# start of Data extract

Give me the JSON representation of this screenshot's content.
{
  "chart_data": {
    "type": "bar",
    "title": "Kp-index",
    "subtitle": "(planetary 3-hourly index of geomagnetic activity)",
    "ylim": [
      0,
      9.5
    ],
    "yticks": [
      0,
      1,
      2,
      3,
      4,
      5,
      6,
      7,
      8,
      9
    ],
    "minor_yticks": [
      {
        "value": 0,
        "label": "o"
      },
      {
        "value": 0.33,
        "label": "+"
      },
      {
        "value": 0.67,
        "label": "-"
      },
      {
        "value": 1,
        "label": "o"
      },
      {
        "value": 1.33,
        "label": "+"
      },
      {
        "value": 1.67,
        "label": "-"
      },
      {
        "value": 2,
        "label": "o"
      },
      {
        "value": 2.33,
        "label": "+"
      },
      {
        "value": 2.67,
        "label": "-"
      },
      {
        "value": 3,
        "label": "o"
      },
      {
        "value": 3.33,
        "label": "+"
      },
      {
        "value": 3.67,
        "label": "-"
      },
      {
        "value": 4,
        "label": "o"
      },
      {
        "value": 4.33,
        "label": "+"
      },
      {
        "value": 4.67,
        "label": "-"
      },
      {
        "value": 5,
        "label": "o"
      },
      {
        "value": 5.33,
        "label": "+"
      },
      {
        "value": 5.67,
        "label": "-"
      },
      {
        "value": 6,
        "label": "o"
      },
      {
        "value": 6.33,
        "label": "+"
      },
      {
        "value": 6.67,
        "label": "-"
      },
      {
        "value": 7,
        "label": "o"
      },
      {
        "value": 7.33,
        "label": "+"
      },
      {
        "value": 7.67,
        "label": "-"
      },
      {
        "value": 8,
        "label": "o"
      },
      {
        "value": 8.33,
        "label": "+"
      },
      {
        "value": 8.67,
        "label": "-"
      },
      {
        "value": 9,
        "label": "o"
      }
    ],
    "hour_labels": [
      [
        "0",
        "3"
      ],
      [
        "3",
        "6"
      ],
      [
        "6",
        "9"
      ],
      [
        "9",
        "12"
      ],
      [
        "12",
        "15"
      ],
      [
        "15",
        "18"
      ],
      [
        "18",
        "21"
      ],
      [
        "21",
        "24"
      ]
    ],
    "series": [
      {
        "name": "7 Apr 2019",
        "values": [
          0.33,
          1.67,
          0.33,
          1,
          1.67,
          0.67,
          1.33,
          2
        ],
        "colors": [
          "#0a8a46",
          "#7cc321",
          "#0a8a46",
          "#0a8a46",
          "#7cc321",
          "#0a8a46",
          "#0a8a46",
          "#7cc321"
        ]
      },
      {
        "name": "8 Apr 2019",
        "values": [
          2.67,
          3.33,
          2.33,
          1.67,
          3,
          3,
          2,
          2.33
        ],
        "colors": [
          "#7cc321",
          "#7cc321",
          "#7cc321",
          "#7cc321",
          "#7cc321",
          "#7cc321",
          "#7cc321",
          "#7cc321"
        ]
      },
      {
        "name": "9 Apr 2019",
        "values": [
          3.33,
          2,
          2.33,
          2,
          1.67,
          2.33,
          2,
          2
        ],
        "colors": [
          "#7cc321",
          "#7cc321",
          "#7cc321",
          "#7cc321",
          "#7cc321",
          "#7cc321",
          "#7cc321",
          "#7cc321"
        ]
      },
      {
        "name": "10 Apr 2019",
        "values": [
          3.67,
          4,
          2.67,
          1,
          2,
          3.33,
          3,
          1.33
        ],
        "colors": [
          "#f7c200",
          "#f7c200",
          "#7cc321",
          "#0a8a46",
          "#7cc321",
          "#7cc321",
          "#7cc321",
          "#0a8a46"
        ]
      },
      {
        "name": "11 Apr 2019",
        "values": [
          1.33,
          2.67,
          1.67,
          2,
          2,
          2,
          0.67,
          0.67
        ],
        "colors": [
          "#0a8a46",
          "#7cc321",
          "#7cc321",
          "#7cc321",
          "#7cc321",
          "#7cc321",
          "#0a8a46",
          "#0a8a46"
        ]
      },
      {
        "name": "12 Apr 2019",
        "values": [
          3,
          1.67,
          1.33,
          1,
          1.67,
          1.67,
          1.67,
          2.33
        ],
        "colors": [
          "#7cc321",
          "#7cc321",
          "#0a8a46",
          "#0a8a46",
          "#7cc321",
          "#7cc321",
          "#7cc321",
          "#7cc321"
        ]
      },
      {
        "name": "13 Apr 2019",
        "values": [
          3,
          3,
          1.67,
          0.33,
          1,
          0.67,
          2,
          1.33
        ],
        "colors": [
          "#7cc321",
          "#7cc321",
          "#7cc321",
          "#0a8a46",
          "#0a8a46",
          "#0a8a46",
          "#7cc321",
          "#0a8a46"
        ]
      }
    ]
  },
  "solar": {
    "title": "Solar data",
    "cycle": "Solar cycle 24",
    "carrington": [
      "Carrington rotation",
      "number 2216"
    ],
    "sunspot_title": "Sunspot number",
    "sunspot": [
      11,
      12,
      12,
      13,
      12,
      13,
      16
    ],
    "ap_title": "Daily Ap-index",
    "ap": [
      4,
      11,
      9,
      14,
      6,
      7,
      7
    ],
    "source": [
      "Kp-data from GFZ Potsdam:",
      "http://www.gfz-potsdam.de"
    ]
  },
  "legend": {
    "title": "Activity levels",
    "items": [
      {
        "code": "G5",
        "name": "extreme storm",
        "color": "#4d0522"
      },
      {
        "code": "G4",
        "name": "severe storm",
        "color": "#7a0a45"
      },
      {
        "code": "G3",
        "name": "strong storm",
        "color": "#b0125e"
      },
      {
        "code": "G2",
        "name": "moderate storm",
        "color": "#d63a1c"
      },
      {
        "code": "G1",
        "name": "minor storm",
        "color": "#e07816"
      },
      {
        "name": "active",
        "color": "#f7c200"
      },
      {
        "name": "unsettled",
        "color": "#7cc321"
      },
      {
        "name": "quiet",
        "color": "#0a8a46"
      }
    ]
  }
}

# end of Data extract

▶ _What the task asks_:
Copy out each record, keeping every word as it is.

▶ _Solution to this exercise_:
Give me the JSON representation of this screenshot's content.
{
  "chart_data": {
    "type": "bar",
    "title": "Kp-index",
    "subtitle": "(planetary 3-hourly index of geomagnetic activity)",
    "ylim": [
      0,
      9.5
    ],
    "yticks": [
      0,
      1,
      2,
      3,
      4,
      5,
      6,
      7,
      8,
      9
    ],
    "minor_yticks": [
      {
        "value": 0,
        "label": "o"
      },
      {
        "value": 0.33,
        "label": "+"
      },
      {
        "value": 0.67,
        "label": "-"
      },
      {
        "value": 1,
        "label": "o"
      },
      {
        "value": 1.33,
        "label": "+"
      },
      {
        "value": 1.67,
        "label": "-"
      },
      {
        "value": 2,
        "label": "o"
      },
      {
        "value": 2.33,
        "label": "+"
      },
      {
        "value": 2.67,
        "label": "-"
      },
      {
        "value": 3,
        "label": "o"
      },
      {
        "value": 3.33,
        "label": "+"
      },
      {
        "value": 3.67,
        "label": "-"
      },
      {
        "value": 4,
        "label": "o"
      },
      {
        "value": 4.33,
        "label": "+"
      },
      {
        "value": 4.67,
        "label": "-"
      },
      {
        "value": 5,
        "label": "o"
      },
      {
        "value": 5.33,
        "label": "+"
      },
      {
        "value": 5.67,
        "label": "-"
      },
      {
        "value": 6,
        "label": "o"
      },
      {
        "value": 6.33,
        "label": "+"
      },
      {
        "value": 6.67,
        "label": "-"
      },
      {
        "value": 7,
        "label": "o"
      },
      {
        "value": 7.33,
        "label": "+"
      },
      {
        "value": 7.67,
        "label": "-"
      },
      {
        "value": 8,
        "label": "o"
      },
      {
        "value": 8.33,
        "label": "+"
      },
      {
        "value": 8.67,
        "label": "-"
      },
      {
        "value": 9,
        "label": "o"
      }
    ],
    "hour_labels": [
      [
        "0",
        "3"
      ],
      [
        "3",
        "6"
      ],
      [
        "6",
        "9"
      ],
      [
        "9",
        "12"
      ],
      [
        "12",
        "15"
      ],
      [
        "15",
        "18"
      ],
      [
        "18",
        "21"
      ],
      [
        "21",
        "24"
      ]
    ],
    "series": [
      {
        "name": "7 Apr 2019",
        "values": [
          0.33,
          1.67,
          0.33,
          1,
          1.67,
          0.67,
          1.33,
          2
        ],
        "colors": [
          "#0a8a46",
          "#7cc321",
          "#0a8a46",
          "#0a8a46",
          "#7cc321",
          "#0a8a46",
          "#0a8a46",
          "#7cc321"
        ]
      },
      {
        "name": "8 Apr 2019",
        "values": [
          2.67,
          3.33,
          2.33,
          1.67,
          3,
          3,
          2,
          2.33
        ],
        "colors": [
          "#7cc321",
          "#7cc321",
          "#7cc321",
          "#7cc321",
          "#7cc321",
          "#7cc321",
          "#7cc321",
          "#7cc321"
        ]
      },
      {
        "name": "9 Apr 2019",
        "values": [
          3.33,
          2,
          2.33,
          2,
          1.67,
          2.33,
          2,
          2
        ],
        "colors": [
          "#7cc321",
          "#7cc321",
          "#7cc321",
          "#7cc321",
          "#7cc321",
          "#7cc321",
          "#7cc321",
          "#7cc321"
        ]
      },
      {
        "name": "10 Apr 2019",
        "values": [
          3.67,
          4,
          2.67,
          1,
          2,
          3.33,
          3,
          1.33
        ],
        "colors": [
          "#f7c200",
          "#f7c200",
          "#7cc321",
          "#0a8a46",
          "#7cc321",
          "#7cc321",
          "#7cc321",
          "#0a8a46"
        ]
      },
      {
        "name": "11 Apr 2019",
        "values": [
          1.33,
          2.67,
          1.67,
          2,
          2,
          2,
          0.67,
          0.67
        ],
        "colors": [
          "#0a8a46",
          "#7cc321",
          "#7cc321",
          "#7cc321",
          "#7cc321",
          "#7cc321",
          "#0a8a46",
          "#0a8a46"
        ]
      },
      {
        "name": "12 Apr 2019",
        "values": [
          3,
          1.67,
          1.33,
          1,
          1.67,
          1.67,
          1.67,
          2.33
        ],
        "colors": [
          "#7cc321",
          "#7cc321",
          "#0a8a46",
          "#0a8a46",
          "#7cc321",
          "#7cc321",
          "#7cc321",
          "#7cc321"
        ]
      },
      {
        "name": "13 Apr 2019",
        "values": [
          3,
          3,
          1.67,
          0.33,
          1,
          0.67,
          2,
          1.33
        ],
        "colors": [
          "#7cc321",
          "#7cc321",
          "#7cc321",
          "#0a8a46",
          "#0a8a46",
          "#0a8a46",
          "#7cc321",
          "#0a8a46"
        ]
      }
    ]
  },
  "solar": {
    "title": "Solar data",
    "cycle": "Solar cycle 24",
    "carrington": [
      "Carrington rotation",
      "number 2216"
    ],
    "sunspot_title": "Sunspot number",
    "sunspot": [
      11,
      12,
      12,
      13,
      12,
      13,
      16
    ],
    "ap_title": "Daily Ap-index",
    "ap": [
      4,
      11,
      9,
      14,
      6,
      7,
      7
    ],
    "source": [
      "Kp-data from GFZ Potsdam:",
      "http://www.gfz-potsdam.de"
    ]
  },
  "legend": {
    "title": "Activity levels",
    "items": [
      {
        "code": "G5",
        "name": "extreme storm",
        "color": "#4d0522"
      },
      {
        "code": "G4",
        "name": "severe storm",
        "color": "#7a0a45"
      },
      {
        "code": "G3",
        "name": "strong storm",
        "color": "#b0125e"
      },
      {
        "code": "G2",
        "name": "moderate storm",
        "color": "#d63a1c"
      },
      {
        "code": "G1",
        "name": "minor storm",
        "color": "#e07816"
      },
      {
        "name": "active",
        "color": "#f7c200"
      },
      {
        "name": "unsettled",
        "color": "#7cc321"
      },
      {
        "name": "quiet",
        "color": "#0a8a46"
      }
    ]
  }
}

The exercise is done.